**Task data**

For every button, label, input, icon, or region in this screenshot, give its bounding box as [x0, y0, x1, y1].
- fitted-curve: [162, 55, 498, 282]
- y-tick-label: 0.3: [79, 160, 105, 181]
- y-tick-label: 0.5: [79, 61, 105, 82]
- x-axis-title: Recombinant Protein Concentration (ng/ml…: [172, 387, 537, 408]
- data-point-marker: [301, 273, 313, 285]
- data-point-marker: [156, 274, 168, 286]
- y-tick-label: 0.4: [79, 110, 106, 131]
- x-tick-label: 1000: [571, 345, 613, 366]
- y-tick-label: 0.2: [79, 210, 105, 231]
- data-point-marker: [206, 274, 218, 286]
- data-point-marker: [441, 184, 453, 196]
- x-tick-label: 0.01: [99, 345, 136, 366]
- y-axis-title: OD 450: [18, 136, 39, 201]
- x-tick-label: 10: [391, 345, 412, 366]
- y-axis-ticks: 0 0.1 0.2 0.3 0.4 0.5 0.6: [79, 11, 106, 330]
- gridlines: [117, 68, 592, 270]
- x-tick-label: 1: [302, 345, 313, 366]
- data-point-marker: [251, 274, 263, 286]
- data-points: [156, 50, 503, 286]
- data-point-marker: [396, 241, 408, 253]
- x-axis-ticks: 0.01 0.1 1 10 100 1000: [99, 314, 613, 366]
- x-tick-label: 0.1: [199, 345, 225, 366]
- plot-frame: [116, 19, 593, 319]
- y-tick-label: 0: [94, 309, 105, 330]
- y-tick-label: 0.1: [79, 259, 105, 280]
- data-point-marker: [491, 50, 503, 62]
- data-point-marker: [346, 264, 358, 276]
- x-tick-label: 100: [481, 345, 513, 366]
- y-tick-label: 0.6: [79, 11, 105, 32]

**Work instruction**
Using the material, show each line where the string "title" can be found.

**Worked solution**
- x-axis-title: Recombinant Protein Concentration (ng/ml…: [172, 387, 537, 408]
- y-axis-title: OD 450: [18, 136, 39, 201]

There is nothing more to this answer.